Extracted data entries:

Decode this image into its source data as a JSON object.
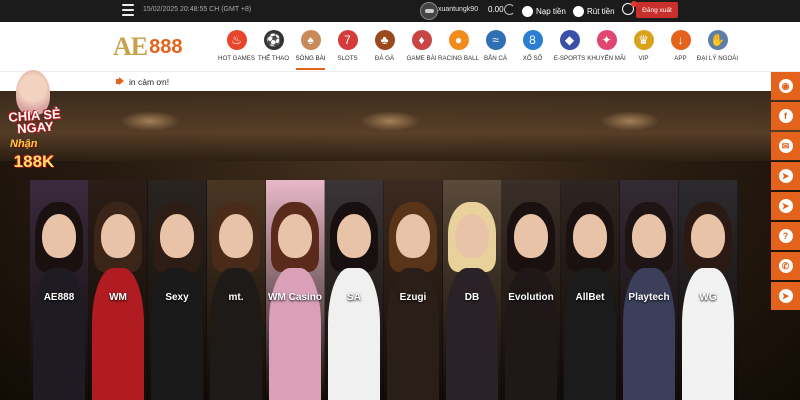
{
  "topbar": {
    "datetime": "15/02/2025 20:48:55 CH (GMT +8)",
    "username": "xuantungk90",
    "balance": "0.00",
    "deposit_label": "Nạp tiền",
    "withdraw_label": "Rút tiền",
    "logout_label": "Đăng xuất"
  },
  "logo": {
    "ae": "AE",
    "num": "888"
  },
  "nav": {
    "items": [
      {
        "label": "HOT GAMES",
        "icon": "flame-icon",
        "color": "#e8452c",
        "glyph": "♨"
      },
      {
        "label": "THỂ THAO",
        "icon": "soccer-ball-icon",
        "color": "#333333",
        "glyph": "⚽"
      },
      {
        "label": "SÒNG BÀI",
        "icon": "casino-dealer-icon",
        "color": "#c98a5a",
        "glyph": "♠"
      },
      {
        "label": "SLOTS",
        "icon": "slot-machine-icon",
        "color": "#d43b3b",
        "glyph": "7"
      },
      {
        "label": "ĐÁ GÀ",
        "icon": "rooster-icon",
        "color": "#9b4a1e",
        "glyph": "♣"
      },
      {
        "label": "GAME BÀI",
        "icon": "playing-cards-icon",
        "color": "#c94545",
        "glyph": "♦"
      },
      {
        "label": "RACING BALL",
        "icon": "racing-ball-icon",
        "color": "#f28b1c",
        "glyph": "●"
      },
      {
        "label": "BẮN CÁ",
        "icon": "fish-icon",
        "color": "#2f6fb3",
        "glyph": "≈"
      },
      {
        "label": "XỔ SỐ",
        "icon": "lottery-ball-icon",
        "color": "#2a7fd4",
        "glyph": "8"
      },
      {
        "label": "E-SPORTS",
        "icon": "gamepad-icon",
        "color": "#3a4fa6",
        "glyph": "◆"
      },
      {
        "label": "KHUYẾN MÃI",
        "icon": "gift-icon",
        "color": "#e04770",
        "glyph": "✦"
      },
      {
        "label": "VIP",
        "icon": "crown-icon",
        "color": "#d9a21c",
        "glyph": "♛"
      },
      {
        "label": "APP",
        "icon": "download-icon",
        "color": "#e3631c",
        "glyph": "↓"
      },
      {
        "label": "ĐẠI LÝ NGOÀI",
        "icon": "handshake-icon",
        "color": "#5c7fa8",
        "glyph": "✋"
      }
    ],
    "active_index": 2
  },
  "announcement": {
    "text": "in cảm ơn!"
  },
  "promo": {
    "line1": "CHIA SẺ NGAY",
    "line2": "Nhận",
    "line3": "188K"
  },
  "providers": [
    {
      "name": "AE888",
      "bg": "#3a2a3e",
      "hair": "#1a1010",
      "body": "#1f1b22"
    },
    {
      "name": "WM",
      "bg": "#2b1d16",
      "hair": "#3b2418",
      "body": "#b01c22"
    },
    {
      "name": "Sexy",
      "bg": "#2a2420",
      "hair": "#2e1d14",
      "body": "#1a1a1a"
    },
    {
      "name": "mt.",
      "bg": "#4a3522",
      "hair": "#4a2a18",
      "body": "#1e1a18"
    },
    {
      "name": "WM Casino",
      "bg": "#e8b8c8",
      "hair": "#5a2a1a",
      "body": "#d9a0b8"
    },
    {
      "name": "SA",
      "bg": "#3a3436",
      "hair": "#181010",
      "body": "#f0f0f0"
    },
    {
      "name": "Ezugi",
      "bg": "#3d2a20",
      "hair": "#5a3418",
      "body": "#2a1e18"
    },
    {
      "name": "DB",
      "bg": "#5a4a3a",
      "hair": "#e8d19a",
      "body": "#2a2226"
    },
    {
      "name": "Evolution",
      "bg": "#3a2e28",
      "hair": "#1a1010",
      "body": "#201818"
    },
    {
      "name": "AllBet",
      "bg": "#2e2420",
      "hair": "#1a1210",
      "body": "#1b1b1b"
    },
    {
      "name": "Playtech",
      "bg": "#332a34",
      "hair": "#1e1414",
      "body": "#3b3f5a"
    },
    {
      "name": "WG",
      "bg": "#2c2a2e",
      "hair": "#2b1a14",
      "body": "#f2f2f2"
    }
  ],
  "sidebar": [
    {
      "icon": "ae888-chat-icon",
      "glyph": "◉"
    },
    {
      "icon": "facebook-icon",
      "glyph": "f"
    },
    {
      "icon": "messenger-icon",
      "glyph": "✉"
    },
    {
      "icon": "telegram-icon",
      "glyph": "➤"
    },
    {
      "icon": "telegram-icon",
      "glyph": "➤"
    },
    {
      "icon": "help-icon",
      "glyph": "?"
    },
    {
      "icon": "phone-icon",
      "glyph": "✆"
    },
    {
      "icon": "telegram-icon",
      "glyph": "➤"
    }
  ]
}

DIRECTIVE:
Leave out the pictures and output the rest of the material exactly as written.

WRITTEN SOLUTION:
Decode this image into its source data as a JSON object.
{
  "topbar": {
    "datetime": "15/02/2025 20:48:55 CH (GMT +8)",
    "username": "xuantungk90",
    "balance": "0.00",
    "deposit_label": "Nạp tiền",
    "withdraw_label": "Rút tiền",
    "logout_label": "Đăng xuất"
  },
  "logo": {
    "ae": "AE",
    "num": "888"
  },
  "nav": {
    "items": [
      {
        "label": "HOT GAMES",
        "icon": "flame-icon",
        "color": "#e8452c",
        "glyph": "♨"
      },
      {
        "label": "THỂ THAO",
        "icon": "soccer-ball-icon",
        "color": "#333333",
        "glyph": "⚽"
      },
      {
        "label": "SÒNG BÀI",
        "icon": "casino-dealer-icon",
        "color": "#c98a5a",
        "glyph": "♠"
      },
      {
        "label": "SLOTS",
        "icon": "slot-machine-icon",
        "color": "#d43b3b",
        "glyph": "7"
      },
      {
        "label": "ĐÁ GÀ",
        "icon": "rooster-icon",
        "color": "#9b4a1e",
        "glyph": "♣"
      },
      {
        "label": "GAME BÀI",
        "icon": "playing-cards-icon",
        "color": "#c94545",
        "glyph": "♦"
      },
      {
        "label": "RACING BALL",
        "icon": "racing-ball-icon",
        "color": "#f28b1c",
        "glyph": "●"
      },
      {
        "label": "BẮN CÁ",
        "icon": "fish-icon",
        "color": "#2f6fb3",
        "glyph": "≈"
      },
      {
        "label": "XỔ SỐ",
        "icon": "lottery-ball-icon",
        "color": "#2a7fd4",
        "glyph": "8"
      },
      {
        "label": "E-SPORTS",
        "icon": "gamepad-icon",
        "color": "#3a4fa6",
        "glyph": "◆"
      },
      {
        "label": "KHUYẾN MÃI",
        "icon": "gift-icon",
        "color": "#e04770",
        "glyph": "✦"
      },
      {
        "label": "VIP",
        "icon": "crown-icon",
        "color": "#d9a21c",
        "glyph": "♛"
      },
      {
        "label": "APP",
        "icon": "download-icon",
        "color": "#e3631c",
        "glyph": "↓"
      },
      {
        "label": "ĐẠI LÝ NGOÀI",
        "icon": "handshake-icon",
        "color": "#5c7fa8",
        "glyph": "✋"
      }
    ],
    "active_index": 2
  },
  "announcement": {
    "text": "in cảm ơn!"
  },
  "promo": {
    "line1": "CHIA SẺ NGAY",
    "line2": "Nhận",
    "line3": "188K"
  },
  "providers": [
    {
      "name": "AE888",
      "bg": "#3a2a3e",
      "hair": "#1a1010",
      "body": "#1f1b22"
    },
    {
      "name": "WM",
      "bg": "#2b1d16",
      "hair": "#3b2418",
      "body": "#b01c22"
    },
    {
      "name": "Sexy",
      "bg": "#2a2420",
      "hair": "#2e1d14",
      "body": "#1a1a1a"
    },
    {
      "name": "mt.",
      "bg": "#4a3522",
      "hair": "#4a2a18",
      "body": "#1e1a18"
    },
    {
      "name": "WM Casino",
      "bg": "#e8b8c8",
      "hair": "#5a2a1a",
      "body": "#d9a0b8"
    },
    {
      "name": "SA",
      "bg": "#3a3436",
      "hair": "#181010",
      "body": "#f0f0f0"
    },
    {
      "name": "Ezugi",
      "bg": "#3d2a20",
      "hair": "#5a3418",
      "body": "#2a1e18"
    },
    {
      "name": "DB",
      "bg": "#5a4a3a",
      "hair": "#e8d19a",
      "body": "#2a2226"
    },
    {
      "name": "Evolution",
      "bg": "#3a2e28",
      "hair": "#1a1010",
      "body": "#201818"
    },
    {
      "name": "AllBet",
      "bg": "#2e2420",
      "hair": "#1a1210",
      "body": "#1b1b1b"
    },
    {
      "name": "Playtech",
      "bg": "#332a34",
      "hair": "#1e1414",
      "body": "#3b3f5a"
    },
    {
      "name": "WG",
      "bg": "#2c2a2e",
      "hair": "#2b1a14",
      "body": "#f2f2f2"
    }
  ],
  "sidebar": [
    {
      "icon": "ae888-chat-icon",
      "glyph": "◉"
    },
    {
      "icon": "facebook-icon",
      "glyph": "f"
    },
    {
      "icon": "messenger-icon",
      "glyph": "✉"
    },
    {
      "icon": "telegram-icon",
      "glyph": "➤"
    },
    {
      "icon": "telegram-icon",
      "glyph": "➤"
    },
    {
      "icon": "help-icon",
      "glyph": "?"
    },
    {
      "icon": "phone-icon",
      "glyph": "✆"
    },
    {
      "icon": "telegram-icon",
      "glyph": "➤"
    }
  ]
}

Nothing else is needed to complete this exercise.